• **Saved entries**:
******
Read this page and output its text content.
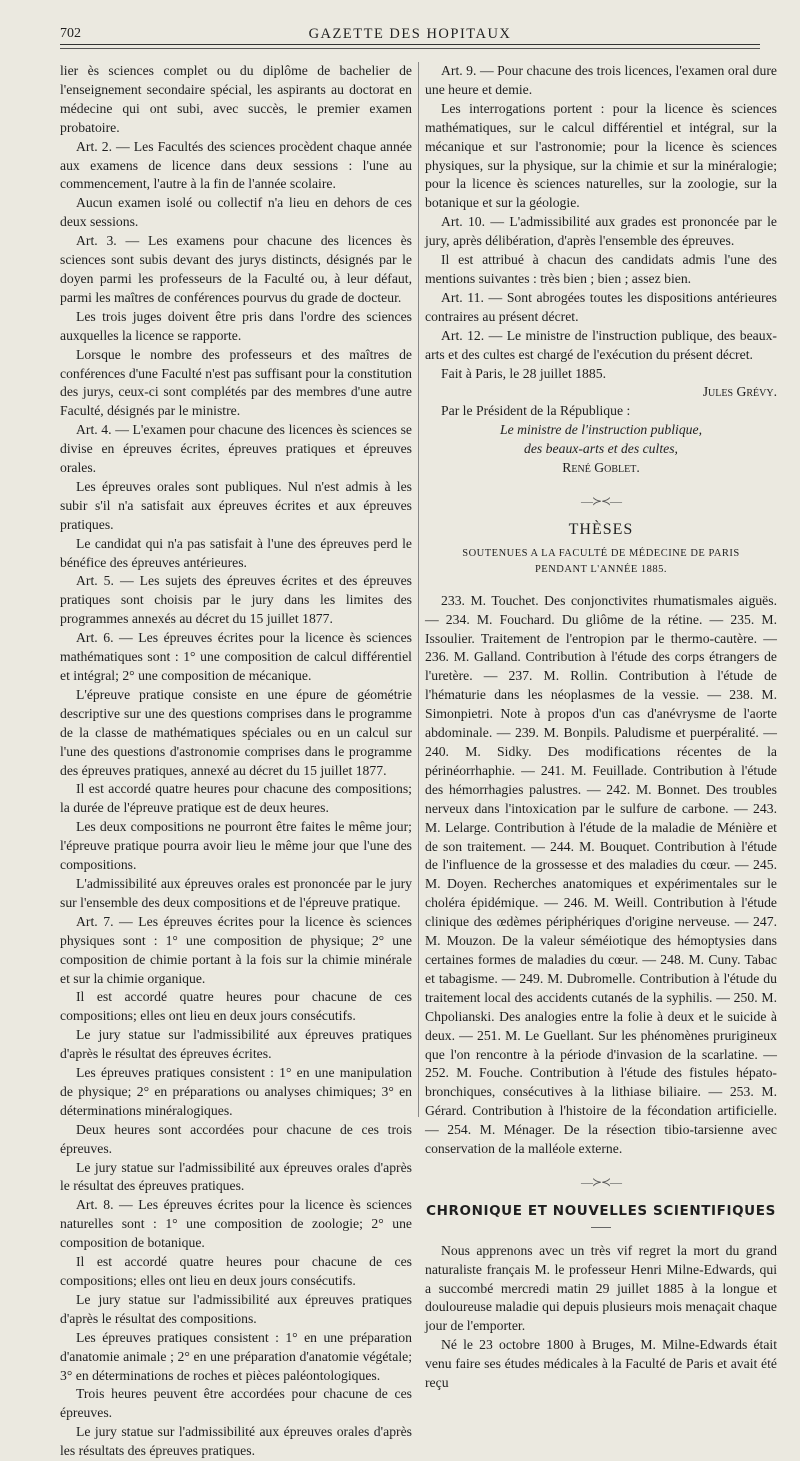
702	GAZETTE DES HOPITAUX

lier ès sciences complet ou du diplôme de bachelier de l'enseignement secondaire spécial, les aspirants au doctorat en médecine qui ont subi, avec succès, le premier examen probatoire.

Art. 2. — Les Facultés des sciences procèdent chaque année aux examens de licence dans deux sessions : l'une au commencement, l'autre à la fin de l'année scolaire.

Aucun examen isolé ou collectif n'a lieu en dehors de ces deux sessions.

Art. 3. — Les examens pour chacune des licences ès sciences sont subis devant des jurys distincts, désignés par le doyen parmi les professeurs de la Faculté ou, à leur défaut, parmi les maîtres de conférences pourvus du grade de docteur.

Les trois juges doivent être pris dans l'ordre des sciences auxquelles la licence se rapporte.

Lorsque le nombre des professeurs et des maîtres de conférences d'une Faculté n'est pas suffisant pour la constitution des jurys, ceux-ci sont complétés par des membres d'une autre Faculté, désignés par le ministre.

Art. 4. — L'examen pour chacune des licences ès sciences se divise en épreuves écrites, épreuves pratiques et épreuves orales.

Les épreuves orales sont publiques. Nul n'est admis à les subir s'il n'a satisfait aux épreuves écrites et aux épreuves pratiques.

Le candidat qui n'a pas satisfait à l'une des épreuves perd le bénéfice des épreuves antérieures.

Art. 5. — Les sujets des épreuves écrites et des épreuves pratiques sont choisis par le jury dans les limites des programmes annexés au décret du 15 juillet 1877.

Art. 6. — Les épreuves écrites pour la licence ès sciences mathématiques sont : 1° une composition de calcul différentiel et intégral; 2° une composition de mécanique.

L'épreuve pratique consiste en une épure de géométrie descriptive sur une des questions comprises dans le programme de la classe de mathématiques spéciales ou en un calcul sur l'une des questions d'astronomie comprises dans le programme des épreuves pratiques, annexé au décret du 15 juillet 1877.

Il est accordé quatre heures pour chacune des compositions; la durée de l'épreuve pratique est de deux heures.

Les deux compositions ne pourront être faites le même jour; l'épreuve pratique pourra avoir lieu le même jour que l'une des compositions.

L'admissibilité aux épreuves orales est prononcée par le jury sur l'ensemble des deux compositions et de l'épreuve pratique.

Art. 7. — Les épreuves écrites pour la licence ès sciences physiques sont : 1° une composition de physique; 2° une composition de chimie portant à la fois sur la chimie minérale et sur la chimie organique.

Il est accordé quatre heures pour chacune de ces compositions; elles ont lieu en deux jours consécutifs.

Le jury statue sur l'admissibilité aux épreuves pratiques d'après le résultat des épreuves écrites.

Les épreuves pratiques consistent : 1° en une manipulation de physique; 2° en préparations ou analyses chimiques; 3° en déterminations minéralogiques.

Deux heures sont accordées pour chacune de ces trois épreuves.

Le jury statue sur l'admissibilité aux épreuves orales d'après le résultat des épreuves pratiques.

Art. 8. — Les épreuves écrites pour la licence ès sciences naturelles sont : 1° une composition de zoologie; 2° une composition de botanique.

Il est accordé quatre heures pour chacune de ces compositions; elles ont lieu en deux jours consécutifs.

Le jury statue sur l'admissibilité aux épreuves pratiques d'après le résultat des compositions.

Les épreuves pratiques consistent : 1° en une préparation d'anatomie animale ; 2° en une préparation d'anatomie végétale; 3° en déterminations de roches et pièces paléontologiques.

Trois heures peuvent être accordées pour chacune de ces épreuves.

Le jury statue sur l'admissibilité aux épreuves orales d'après les résultats des épreuves pratiques.

Art. 9. — Pour chacune des trois licences, l'examen oral dure une heure et demie.

Les interrogations portent : pour la licence ès sciences mathématiques, sur le calcul différentiel et intégral, sur la mécanique et sur l'astronomie; pour la licence ès sciences physiques, sur la physique, sur la chimie et sur la minéralogie; pour la licence ès sciences naturelles, sur la zoologie, sur la botanique et sur la géologie.

Art. 10. — L'admissibilité aux grades est prononcée par le jury, après délibération, d'après l'ensemble des épreuves.

Il est attribué à chacun des candidats admis l'une des mentions suivantes : très bien ; bien ; assez bien.

Art. 11. — Sont abrogées toutes les dispositions antérieures contraires au présent décret.

Art. 12. — Le ministre de l'instruction publique, des beaux-arts et des cultes est chargé de l'exécution du présent décret.

Fait à Paris, le 28 juillet 1885.

Jules Grévy.

Par le Président de la République :

Le ministre de l'instruction publique,

des beaux-arts et des cultes,

René Goblet.

—≻≺—
THÈSES
SOUTENUES A LA FACULTÉ DE MÉDECINE DE PARIS
PENDANT L'ANNÉE 1885.

233. M. Touchet. Des conjonctivites rhumatismales aiguës. — 234. M. Fouchard. Du gliôme de la rétine. — 235. M. Issoulier. Traitement de l'entropion par le thermo-cautère. — 236. M. Galland. Contribution à l'étude des corps étrangers de l'uretère. — 237. M. Rollin. Contribution à l'étude de l'hématurie dans les néoplasmes de la vessie. — 238. M. Simonpietri. Note à propos d'un cas d'anévrysme de l'aorte abdominale. — 239. M. Bonpils. Paludisme et puerpéralité. — 240. M. Sidky. Des modifications récentes de la périnéorrhaphie. — 241. M. Feuillade. Contribution à l'étude des hémorrhagies palustres. — 242. M. Bonnet. Des troubles nerveux dans l'intoxication par le sulfure de carbone. — 243. M. Lelarge. Contribution à l'étude de la maladie de Ménière et de son traitement. — 244. M. Bouquet. Contribution à l'étude de l'influence de la grossesse et des maladies du cœur. — 245. M. Doyen. Recherches anatomiques et expérimentales sur le choléra épidémique. — 246. M. Weill. Contribution à l'étude clinique des œdèmes périphériques d'origine nerveuse. — 247. M. Mouzon. De la valeur séméiotique des hémoptysies dans certaines formes de maladies du cœur. — 248. M. Cuny. Tabac et tabagisme. — 249. M. Dubromelle. Contribution à l'étude du traitement local des accidents cutanés de la syphilis. — 250. M. Chpolianski. Des analogies entre la folie à deux et le suicide à deux. — 251. M. Le Guellant. Sur les phénomènes prurigineux que l'on rencontre à la période d'invasion de la scarlatine. — 252. M. Fouche. Contribution à l'étude des fistules hépato-bronchiques, consécutives à la lithiase biliaire. — 253. M. Gérard. Contribution à l'histoire de la fécondation artificielle. — 254. M. Ménager. De la résection tibio-tarsienne avec conservation de la malléole externe.

—≻≺—
CHRONIQUE ET NOUVELLES SCIENTIFIQUES

Nous apprenons avec un très vif regret la mort du grand naturaliste français M. le professeur Henri Milne-Edwards, qui a succombé mercredi matin 29 juillet 1885 à la longue et douloureuse maladie qui depuis plusieurs mois menaçait chaque jour de l'emporter.

Né le 23 octobre 1800 à Bruges, M. Milne-Edwards était venu faire ses études médicales à la Faculté de Paris et avait été reçu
******
• **Task instructions**:
Pictures stay out; repeat all the rest of the records exactly.

• **Solution to the problem**:
Read this page and output its text content.
702	GAZETTE DES HOPITAUX

lier ès sciences complet ou du diplôme de bachelier de l'enseignement secondaire spécial, les aspirants au doctorat en médecine qui ont subi, avec succès, le premier examen probatoire.

Art. 2. — Les Facultés des sciences procèdent chaque année aux examens de licence dans deux sessions : l'une au commencement, l'autre à la fin de l'année scolaire.

Aucun examen isolé ou collectif n'a lieu en dehors de ces deux sessions.

Art. 3. — Les examens pour chacune des licences ès sciences sont subis devant des jurys distincts, désignés par le doyen parmi les professeurs de la Faculté ou, à leur défaut, parmi les maîtres de conférences pourvus du grade de docteur.

Les trois juges doivent être pris dans l'ordre des sciences auxquelles la licence se rapporte.

Lorsque le nombre des professeurs et des maîtres de conférences d'une Faculté n'est pas suffisant pour la constitution des jurys, ceux-ci sont complétés par des membres d'une autre Faculté, désignés par le ministre.

Art. 4. — L'examen pour chacune des licences ès sciences se divise en épreuves écrites, épreuves pratiques et épreuves orales.

Les épreuves orales sont publiques. Nul n'est admis à les subir s'il n'a satisfait aux épreuves écrites et aux épreuves pratiques.

Le candidat qui n'a pas satisfait à l'une des épreuves perd le bénéfice des épreuves antérieures.

Art. 5. — Les sujets des épreuves écrites et des épreuves pratiques sont choisis par le jury dans les limites des programmes annexés au décret du 15 juillet 1877.

Art. 6. — Les épreuves écrites pour la licence ès sciences mathématiques sont : 1° une composition de calcul différentiel et intégral; 2° une composition de mécanique.

L'épreuve pratique consiste en une épure de géométrie descriptive sur une des questions comprises dans le programme de la classe de mathématiques spéciales ou en un calcul sur l'une des questions d'astronomie comprises dans le programme des épreuves pratiques, annexé au décret du 15 juillet 1877.

Il est accordé quatre heures pour chacune des compositions; la durée de l'épreuve pratique est de deux heures.

Les deux compositions ne pourront être faites le même jour; l'épreuve pratique pourra avoir lieu le même jour que l'une des compositions.

L'admissibilité aux épreuves orales est prononcée par le jury sur l'ensemble des deux compositions et de l'épreuve pratique.

Art. 7. — Les épreuves écrites pour la licence ès sciences physiques sont : 1° une composition de physique; 2° une composition de chimie portant à la fois sur la chimie minérale et sur la chimie organique.

Il est accordé quatre heures pour chacune de ces compositions; elles ont lieu en deux jours consécutifs.

Le jury statue sur l'admissibilité aux épreuves pratiques d'après le résultat des épreuves écrites.

Les épreuves pratiques consistent : 1° en une manipulation de physique; 2° en préparations ou analyses chimiques; 3° en déterminations minéralogiques.

Deux heures sont accordées pour chacune de ces trois épreuves.

Le jury statue sur l'admissibilité aux épreuves orales d'après le résultat des épreuves pratiques.

Art. 8. — Les épreuves écrites pour la licence ès sciences naturelles sont : 1° une composition de zoologie; 2° une composition de botanique.

Il est accordé quatre heures pour chacune de ces compositions; elles ont lieu en deux jours consécutifs.

Le jury statue sur l'admissibilité aux épreuves pratiques d'après le résultat des compositions.

Les épreuves pratiques consistent : 1° en une préparation d'anatomie animale ; 2° en une préparation d'anatomie végétale; 3° en déterminations de roches et pièces paléontologiques.

Trois heures peuvent être accordées pour chacune de ces épreuves.

Le jury statue sur l'admissibilité aux épreuves orales d'après les résultats des épreuves pratiques.

Art. 9. — Pour chacune des trois licences, l'examen oral dure une heure et demie.

Les interrogations portent : pour la licence ès sciences mathématiques, sur le calcul différentiel et intégral, sur la mécanique et sur l'astronomie; pour la licence ès sciences physiques, sur la physique, sur la chimie et sur la minéralogie; pour la licence ès sciences naturelles, sur la zoologie, sur la botanique et sur la géologie.

Art. 10. — L'admissibilité aux grades est prononcée par le jury, après délibération, d'après l'ensemble des épreuves.

Il est attribué à chacun des candidats admis l'une des mentions suivantes : très bien ; bien ; assez bien.

Art. 11. — Sont abrogées toutes les dispositions antérieures contraires au présent décret.

Art. 12. — Le ministre de l'instruction publique, des beaux-arts et des cultes est chargé de l'exécution du présent décret.

Fait à Paris, le 28 juillet 1885.

Jules Grévy.

Par le Président de la République :

Le ministre de l'instruction publique,

des beaux-arts et des cultes,

René Goblet.

—≻≺—
THÈSES
SOUTENUES A LA FACULTÉ DE MÉDECINE DE PARIS
PENDANT L'ANNÉE 1885.

233. M. Touchet. Des conjonctivites rhumatismales aiguës. — 234. M. Fouchard. Du gliôme de la rétine. — 235. M. Issoulier. Traitement de l'entropion par le thermo-cautère. — 236. M. Galland. Contribution à l'étude des corps étrangers de l'uretère. — 237. M. Rollin. Contribution à l'étude de l'hématurie dans les néoplasmes de la vessie. — 238. M. Simonpietri. Note à propos d'un cas d'anévrysme de l'aorte abdominale. — 239. M. Bonpils. Paludisme et puerpéralité. — 240. M. Sidky. Des modifications récentes de la périnéorrhaphie. — 241. M. Feuillade. Contribution à l'étude des hémorrhagies palustres. — 242. M. Bonnet. Des troubles nerveux dans l'intoxication par le sulfure de carbone. — 243. M. Lelarge. Contribution à l'étude de la maladie de Ménière et de son traitement. — 244. M. Bouquet. Contribution à l'étude de l'influence de la grossesse et des maladies du cœur. — 245. M. Doyen. Recherches anatomiques et expérimentales sur le choléra épidémique. — 246. M. Weill. Contribution à l'étude clinique des œdèmes périphériques d'origine nerveuse. — 247. M. Mouzon. De la valeur séméiotique des hémoptysies dans certaines formes de maladies du cœur. — 248. M. Cuny. Tabac et tabagisme. — 249. M. Dubromelle. Contribution à l'étude du traitement local des accidents cutanés de la syphilis. — 250. M. Chpolianski. Des analogies entre la folie à deux et le suicide à deux. — 251. M. Le Guellant. Sur les phénomènes prurigineux que l'on rencontre à la période d'invasion de la scarlatine. — 252. M. Fouche. Contribution à l'étude des fistules hépato-bronchiques, consécutives à la lithiase biliaire. — 253. M. Gérard. Contribution à l'histoire de la fécondation artificielle. — 254. M. Ménager. De la résection tibio-tarsienne avec conservation de la malléole externe.

—≻≺—
CHRONIQUE ET NOUVELLES SCIENTIFIQUES

Nous apprenons avec un très vif regret la mort du grand naturaliste français M. le professeur Henri Milne-Edwards, qui a succombé mercredi matin 29 juillet 1885 à la longue et douloureuse maladie qui depuis plusieurs mois menaçait chaque jour de l'emporter.

Né le 23 octobre 1800 à Bruges, M. Milne-Edwards était venu faire ses études médicales à la Faculté de Paris et avait été reçu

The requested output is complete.